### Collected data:
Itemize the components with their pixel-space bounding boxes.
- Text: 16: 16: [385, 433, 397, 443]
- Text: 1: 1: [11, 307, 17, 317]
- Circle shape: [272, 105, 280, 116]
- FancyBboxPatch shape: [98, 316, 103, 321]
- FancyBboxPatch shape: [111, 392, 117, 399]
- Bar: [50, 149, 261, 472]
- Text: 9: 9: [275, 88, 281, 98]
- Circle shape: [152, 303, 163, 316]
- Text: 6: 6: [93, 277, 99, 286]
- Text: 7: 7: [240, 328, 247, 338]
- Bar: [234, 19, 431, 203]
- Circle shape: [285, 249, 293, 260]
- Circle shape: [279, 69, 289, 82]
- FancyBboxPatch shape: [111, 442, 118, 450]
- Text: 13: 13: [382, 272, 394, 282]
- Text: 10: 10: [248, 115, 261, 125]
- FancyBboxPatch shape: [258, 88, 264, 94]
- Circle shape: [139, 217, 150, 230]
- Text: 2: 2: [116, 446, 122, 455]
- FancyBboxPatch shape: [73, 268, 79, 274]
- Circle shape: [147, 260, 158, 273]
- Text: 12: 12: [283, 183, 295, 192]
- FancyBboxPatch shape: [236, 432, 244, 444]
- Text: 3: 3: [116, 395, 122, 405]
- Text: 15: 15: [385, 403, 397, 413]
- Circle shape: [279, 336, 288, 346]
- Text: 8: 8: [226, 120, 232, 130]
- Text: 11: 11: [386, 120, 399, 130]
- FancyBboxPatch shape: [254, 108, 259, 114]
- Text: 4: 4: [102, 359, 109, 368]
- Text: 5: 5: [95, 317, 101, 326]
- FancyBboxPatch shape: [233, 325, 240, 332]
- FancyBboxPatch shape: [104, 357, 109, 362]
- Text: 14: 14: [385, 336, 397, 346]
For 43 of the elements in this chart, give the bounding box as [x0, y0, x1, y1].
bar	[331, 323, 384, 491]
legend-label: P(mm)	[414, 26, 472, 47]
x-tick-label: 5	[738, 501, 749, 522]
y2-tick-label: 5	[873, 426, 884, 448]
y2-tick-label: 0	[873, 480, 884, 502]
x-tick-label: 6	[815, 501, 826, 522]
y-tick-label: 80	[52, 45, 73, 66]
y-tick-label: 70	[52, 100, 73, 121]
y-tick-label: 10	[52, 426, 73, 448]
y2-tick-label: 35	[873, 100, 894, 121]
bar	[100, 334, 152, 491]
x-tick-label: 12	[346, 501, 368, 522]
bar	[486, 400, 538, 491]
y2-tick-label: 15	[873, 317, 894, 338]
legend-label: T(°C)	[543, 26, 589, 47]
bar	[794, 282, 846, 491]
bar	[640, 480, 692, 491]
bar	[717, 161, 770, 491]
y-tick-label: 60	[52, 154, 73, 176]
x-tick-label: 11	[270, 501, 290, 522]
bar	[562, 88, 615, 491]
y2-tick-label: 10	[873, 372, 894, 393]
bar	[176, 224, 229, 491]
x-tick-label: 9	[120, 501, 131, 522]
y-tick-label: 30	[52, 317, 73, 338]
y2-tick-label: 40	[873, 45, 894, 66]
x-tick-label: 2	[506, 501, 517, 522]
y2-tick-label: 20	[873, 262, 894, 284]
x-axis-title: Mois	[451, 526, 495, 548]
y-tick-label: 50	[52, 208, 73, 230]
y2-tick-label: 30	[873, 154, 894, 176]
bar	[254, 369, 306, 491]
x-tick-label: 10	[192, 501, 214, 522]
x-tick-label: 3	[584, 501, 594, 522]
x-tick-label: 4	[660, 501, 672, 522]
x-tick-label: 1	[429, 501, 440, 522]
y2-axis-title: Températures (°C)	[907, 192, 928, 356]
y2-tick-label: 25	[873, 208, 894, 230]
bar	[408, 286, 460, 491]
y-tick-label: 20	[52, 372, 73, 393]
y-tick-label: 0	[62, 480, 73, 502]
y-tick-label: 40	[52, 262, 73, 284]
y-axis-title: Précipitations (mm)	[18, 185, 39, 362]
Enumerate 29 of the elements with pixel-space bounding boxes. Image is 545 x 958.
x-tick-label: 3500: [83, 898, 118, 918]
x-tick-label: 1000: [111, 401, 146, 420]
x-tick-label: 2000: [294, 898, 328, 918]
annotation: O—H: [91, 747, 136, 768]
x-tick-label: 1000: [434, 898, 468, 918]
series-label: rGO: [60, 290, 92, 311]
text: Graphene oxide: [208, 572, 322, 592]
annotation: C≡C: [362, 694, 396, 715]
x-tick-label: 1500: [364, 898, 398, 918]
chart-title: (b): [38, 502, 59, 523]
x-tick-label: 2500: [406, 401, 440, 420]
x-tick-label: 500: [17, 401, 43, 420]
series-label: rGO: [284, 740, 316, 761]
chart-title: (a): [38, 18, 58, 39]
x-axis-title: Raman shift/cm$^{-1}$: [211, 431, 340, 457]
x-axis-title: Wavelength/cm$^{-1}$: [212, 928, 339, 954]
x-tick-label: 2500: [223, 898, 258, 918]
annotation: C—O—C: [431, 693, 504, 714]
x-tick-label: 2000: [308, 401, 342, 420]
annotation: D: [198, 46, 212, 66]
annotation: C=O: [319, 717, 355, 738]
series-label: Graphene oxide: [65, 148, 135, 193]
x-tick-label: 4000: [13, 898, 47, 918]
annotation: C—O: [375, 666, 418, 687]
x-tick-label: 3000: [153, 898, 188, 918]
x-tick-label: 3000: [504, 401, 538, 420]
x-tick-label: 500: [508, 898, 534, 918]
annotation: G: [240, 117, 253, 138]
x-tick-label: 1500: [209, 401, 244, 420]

### Problem to solve:
Reproduce every item above line for line, without altering a single character.

### Worked solution:
Itemize the components with their pixel-space bounding boxes.
- Text: 16: 16: [385, 433, 397, 443]
- Text: 1: 1: [11, 307, 17, 317]
- Circle shape: [272, 105, 280, 116]
- FancyBboxPatch shape: [98, 316, 103, 321]
- FancyBboxPatch shape: [111, 392, 117, 399]
- Bar: [50, 149, 261, 472]
- Text: 9: 9: [275, 88, 281, 98]
- Circle shape: [152, 303, 163, 316]
- Text: 6: 6: [93, 277, 99, 286]
- Text: 7: 7: [240, 328, 247, 338]
- Bar: [234, 19, 431, 203]
- Circle shape: [285, 249, 293, 260]
- Circle shape: [279, 69, 289, 82]
- FancyBboxPatch shape: [111, 442, 118, 450]
- Text: 13: 13: [382, 272, 394, 282]
- Text: 10: 10: [248, 115, 261, 125]
- FancyBboxPatch shape: [258, 88, 264, 94]
- Circle shape: [139, 217, 150, 230]
- Text: 2: 2: [116, 446, 122, 455]
- FancyBboxPatch shape: [73, 268, 79, 274]
- Circle shape: [147, 260, 158, 273]
- Text: 12: 12: [283, 183, 295, 192]
- FancyBboxPatch shape: [236, 432, 244, 444]
- Text: 3: 3: [116, 395, 122, 405]
- Text: 15: 15: [385, 403, 397, 413]
- Circle shape: [279, 336, 288, 346]
- Text: 8: 8: [226, 120, 232, 130]
- Text: 11: 11: [386, 120, 399, 130]
- FancyBboxPatch shape: [254, 108, 259, 114]
- Text: 4: 4: [102, 359, 109, 368]
- Text: 5: 5: [95, 317, 101, 326]
- FancyBboxPatch shape: [233, 325, 240, 332]
- FancyBboxPatch shape: [104, 357, 109, 362]
- Text: 14: 14: [385, 336, 397, 346]
For 43 of the elements in this chart, give the bounding box as [x0, y0, x1, y1].
bar	[331, 323, 384, 491]
legend-label: P(mm)	[414, 26, 472, 47]
x-tick-label: 5	[738, 501, 749, 522]
y2-tick-label: 5	[873, 426, 884, 448]
y2-tick-label: 0	[873, 480, 884, 502]
x-tick-label: 6	[815, 501, 826, 522]
y-tick-label: 80	[52, 45, 73, 66]
y-tick-label: 70	[52, 100, 73, 121]
y-tick-label: 10	[52, 426, 73, 448]
y2-tick-label: 35	[873, 100, 894, 121]
bar	[100, 334, 152, 491]
x-tick-label: 12	[346, 501, 368, 522]
bar	[486, 400, 538, 491]
y2-tick-label: 15	[873, 317, 894, 338]
legend-label: T(°C)	[543, 26, 589, 47]
bar	[794, 282, 846, 491]
bar	[640, 480, 692, 491]
bar	[717, 161, 770, 491]
y-tick-label: 60	[52, 154, 73, 176]
x-tick-label: 11	[270, 501, 290, 522]
bar	[562, 88, 615, 491]
y2-tick-label: 10	[873, 372, 894, 393]
bar	[176, 224, 229, 491]
x-tick-label: 9	[120, 501, 131, 522]
y-tick-label: 30	[52, 317, 73, 338]
y2-tick-label: 40	[873, 45, 894, 66]
x-tick-label: 2	[506, 501, 517, 522]
y2-tick-label: 20	[873, 262, 894, 284]
x-axis-title: Mois	[451, 526, 495, 548]
y-tick-label: 50	[52, 208, 73, 230]
y2-tick-label: 30	[873, 154, 894, 176]
bar	[254, 369, 306, 491]
x-tick-label: 10	[192, 501, 214, 522]
x-tick-label: 3	[584, 501, 594, 522]
x-tick-label: 4	[660, 501, 672, 522]
x-tick-label: 1	[429, 501, 440, 522]
y2-axis-title: Températures (°C)	[907, 192, 928, 356]
y2-tick-label: 25	[873, 208, 894, 230]
bar	[408, 286, 460, 491]
y-tick-label: 20	[52, 372, 73, 393]
y-tick-label: 0	[62, 480, 73, 502]
y-tick-label: 40	[52, 262, 73, 284]
y-axis-title: Précipitations (mm)	[18, 185, 39, 362]
Enumerate 29 of the elements with pixel-space bounding boxes. Image is 545 x 958.
x-tick-label: 3500: [83, 898, 118, 918]
x-tick-label: 1000: [111, 401, 146, 420]
x-tick-label: 2000: [294, 898, 328, 918]
annotation: O—H: [91, 747, 136, 768]
x-tick-label: 1000: [434, 898, 468, 918]
series-label: rGO: [60, 290, 92, 311]
text: Graphene oxide: [208, 572, 322, 592]
annotation: C≡C: [362, 694, 396, 715]
x-tick-label: 1500: [364, 898, 398, 918]
chart-title: (b): [38, 502, 59, 523]
x-tick-label: 2500: [406, 401, 440, 420]
x-tick-label: 500: [17, 401, 43, 420]
series-label: rGO: [284, 740, 316, 761]
chart-title: (a): [38, 18, 58, 39]
x-axis-title: Raman shift/cm$^{-1}$: [211, 431, 340, 457]
x-axis-title: Wavelength/cm$^{-1}$: [212, 928, 339, 954]
x-tick-label: 2500: [223, 898, 258, 918]
annotation: C—O—C: [431, 693, 504, 714]
x-tick-label: 2000: [308, 401, 342, 420]
annotation: D: [198, 46, 212, 66]
annotation: C=O: [319, 717, 355, 738]
series-label: Graphene oxide: [65, 148, 135, 193]
x-tick-label: 4000: [13, 898, 47, 918]
annotation: C—O: [375, 666, 418, 687]
x-tick-label: 3000: [153, 898, 188, 918]
x-tick-label: 3000: [504, 401, 538, 420]
x-tick-label: 500: [508, 898, 534, 918]
annotation: G: [240, 117, 253, 138]
x-tick-label: 1500: [209, 401, 244, 420]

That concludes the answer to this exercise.